Segment Start: Provided records
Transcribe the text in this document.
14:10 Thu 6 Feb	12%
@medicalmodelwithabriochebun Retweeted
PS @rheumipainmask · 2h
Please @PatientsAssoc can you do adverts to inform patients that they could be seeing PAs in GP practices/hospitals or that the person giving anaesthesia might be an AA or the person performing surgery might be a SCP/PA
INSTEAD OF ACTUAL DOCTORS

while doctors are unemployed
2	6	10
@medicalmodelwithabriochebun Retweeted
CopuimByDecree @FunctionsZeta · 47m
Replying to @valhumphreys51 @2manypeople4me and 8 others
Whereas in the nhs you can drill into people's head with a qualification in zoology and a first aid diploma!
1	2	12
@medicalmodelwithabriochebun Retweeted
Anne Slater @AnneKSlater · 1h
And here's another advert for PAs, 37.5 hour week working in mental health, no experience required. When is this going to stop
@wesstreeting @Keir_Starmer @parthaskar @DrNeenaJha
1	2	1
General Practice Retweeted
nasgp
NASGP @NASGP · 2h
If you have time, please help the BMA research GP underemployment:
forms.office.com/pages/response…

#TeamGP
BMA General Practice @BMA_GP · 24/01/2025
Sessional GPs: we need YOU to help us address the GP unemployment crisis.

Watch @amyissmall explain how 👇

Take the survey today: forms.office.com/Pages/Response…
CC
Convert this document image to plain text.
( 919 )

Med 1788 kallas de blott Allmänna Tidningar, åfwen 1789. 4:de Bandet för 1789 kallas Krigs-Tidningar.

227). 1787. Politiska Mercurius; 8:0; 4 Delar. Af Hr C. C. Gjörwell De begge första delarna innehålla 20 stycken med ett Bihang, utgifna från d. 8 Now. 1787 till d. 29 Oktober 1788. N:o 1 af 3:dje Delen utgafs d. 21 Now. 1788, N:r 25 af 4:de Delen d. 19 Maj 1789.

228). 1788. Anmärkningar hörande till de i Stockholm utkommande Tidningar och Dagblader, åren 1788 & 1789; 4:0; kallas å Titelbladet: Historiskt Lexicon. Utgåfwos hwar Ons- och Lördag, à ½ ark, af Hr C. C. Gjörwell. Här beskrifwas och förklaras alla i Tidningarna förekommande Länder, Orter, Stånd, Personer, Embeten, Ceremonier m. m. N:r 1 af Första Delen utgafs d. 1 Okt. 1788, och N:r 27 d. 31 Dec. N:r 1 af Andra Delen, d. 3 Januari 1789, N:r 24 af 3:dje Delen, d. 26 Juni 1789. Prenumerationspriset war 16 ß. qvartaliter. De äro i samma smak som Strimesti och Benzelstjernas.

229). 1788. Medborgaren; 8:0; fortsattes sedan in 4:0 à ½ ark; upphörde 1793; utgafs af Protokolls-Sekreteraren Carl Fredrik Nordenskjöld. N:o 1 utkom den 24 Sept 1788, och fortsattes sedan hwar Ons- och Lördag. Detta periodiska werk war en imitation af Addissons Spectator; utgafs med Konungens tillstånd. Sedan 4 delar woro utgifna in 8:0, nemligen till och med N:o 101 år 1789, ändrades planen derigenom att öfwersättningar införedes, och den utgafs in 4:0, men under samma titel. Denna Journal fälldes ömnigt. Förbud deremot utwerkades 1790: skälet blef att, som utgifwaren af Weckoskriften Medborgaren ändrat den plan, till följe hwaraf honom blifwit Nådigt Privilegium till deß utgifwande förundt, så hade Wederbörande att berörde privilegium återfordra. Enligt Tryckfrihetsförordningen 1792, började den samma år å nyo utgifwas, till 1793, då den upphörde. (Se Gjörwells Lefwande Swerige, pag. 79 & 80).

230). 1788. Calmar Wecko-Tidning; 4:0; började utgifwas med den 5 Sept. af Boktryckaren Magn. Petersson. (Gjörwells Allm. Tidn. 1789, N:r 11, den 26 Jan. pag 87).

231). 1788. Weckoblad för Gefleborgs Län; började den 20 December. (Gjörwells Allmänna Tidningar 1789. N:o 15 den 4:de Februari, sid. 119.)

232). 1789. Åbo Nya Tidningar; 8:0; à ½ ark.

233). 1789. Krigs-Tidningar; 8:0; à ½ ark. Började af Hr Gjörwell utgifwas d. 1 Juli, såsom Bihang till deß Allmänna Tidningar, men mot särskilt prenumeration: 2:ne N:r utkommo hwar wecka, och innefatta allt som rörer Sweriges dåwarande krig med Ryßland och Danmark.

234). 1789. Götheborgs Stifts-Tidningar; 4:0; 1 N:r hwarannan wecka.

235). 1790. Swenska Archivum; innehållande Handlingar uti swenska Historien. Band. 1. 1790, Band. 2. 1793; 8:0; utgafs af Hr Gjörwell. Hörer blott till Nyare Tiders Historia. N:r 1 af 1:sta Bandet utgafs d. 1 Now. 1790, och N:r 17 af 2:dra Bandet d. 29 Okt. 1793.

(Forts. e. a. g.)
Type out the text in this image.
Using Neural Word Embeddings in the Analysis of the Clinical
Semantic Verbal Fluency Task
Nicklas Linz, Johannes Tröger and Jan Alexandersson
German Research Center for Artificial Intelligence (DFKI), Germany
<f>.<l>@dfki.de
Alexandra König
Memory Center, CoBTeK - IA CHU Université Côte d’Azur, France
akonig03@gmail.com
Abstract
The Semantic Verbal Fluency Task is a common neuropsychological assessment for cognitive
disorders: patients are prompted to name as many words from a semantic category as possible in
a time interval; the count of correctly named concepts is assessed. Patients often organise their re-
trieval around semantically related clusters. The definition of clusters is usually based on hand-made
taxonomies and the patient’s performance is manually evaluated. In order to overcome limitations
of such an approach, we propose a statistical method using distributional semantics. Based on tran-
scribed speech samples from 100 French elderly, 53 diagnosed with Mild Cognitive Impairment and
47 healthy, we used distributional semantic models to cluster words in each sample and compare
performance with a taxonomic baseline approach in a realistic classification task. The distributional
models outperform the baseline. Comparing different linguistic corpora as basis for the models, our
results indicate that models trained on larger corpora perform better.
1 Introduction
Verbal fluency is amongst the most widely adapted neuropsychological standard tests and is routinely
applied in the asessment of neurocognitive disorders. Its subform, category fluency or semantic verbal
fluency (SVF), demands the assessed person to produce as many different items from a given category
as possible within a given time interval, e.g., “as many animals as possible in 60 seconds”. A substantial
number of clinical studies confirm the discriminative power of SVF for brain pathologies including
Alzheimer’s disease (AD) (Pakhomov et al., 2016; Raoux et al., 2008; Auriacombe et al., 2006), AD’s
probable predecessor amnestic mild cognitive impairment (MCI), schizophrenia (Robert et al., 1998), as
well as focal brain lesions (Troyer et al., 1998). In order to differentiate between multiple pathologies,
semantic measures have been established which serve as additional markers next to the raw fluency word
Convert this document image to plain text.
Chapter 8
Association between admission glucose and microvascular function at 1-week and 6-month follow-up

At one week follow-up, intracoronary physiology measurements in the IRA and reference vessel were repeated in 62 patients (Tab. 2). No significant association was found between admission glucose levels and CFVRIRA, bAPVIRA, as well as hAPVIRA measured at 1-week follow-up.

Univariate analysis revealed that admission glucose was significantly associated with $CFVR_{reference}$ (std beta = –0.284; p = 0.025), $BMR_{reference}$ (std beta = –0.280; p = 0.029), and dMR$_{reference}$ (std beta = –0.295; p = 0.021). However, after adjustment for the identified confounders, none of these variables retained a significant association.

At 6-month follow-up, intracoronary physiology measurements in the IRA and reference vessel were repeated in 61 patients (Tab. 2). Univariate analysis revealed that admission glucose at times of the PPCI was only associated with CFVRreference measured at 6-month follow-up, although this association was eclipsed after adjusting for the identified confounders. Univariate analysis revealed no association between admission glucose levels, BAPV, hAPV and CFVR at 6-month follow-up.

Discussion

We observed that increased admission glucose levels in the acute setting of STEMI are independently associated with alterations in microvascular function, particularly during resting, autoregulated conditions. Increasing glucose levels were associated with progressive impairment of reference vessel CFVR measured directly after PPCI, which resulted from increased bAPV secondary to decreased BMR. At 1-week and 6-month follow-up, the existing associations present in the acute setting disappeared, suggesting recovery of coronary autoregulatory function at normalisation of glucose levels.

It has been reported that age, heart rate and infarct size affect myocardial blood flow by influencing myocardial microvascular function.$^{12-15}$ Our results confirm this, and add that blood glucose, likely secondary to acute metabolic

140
Segment End: Provided records
Work required:
Look through the entries above and work out how many lines contain the string "given". Give that number alone.

Finished task:
2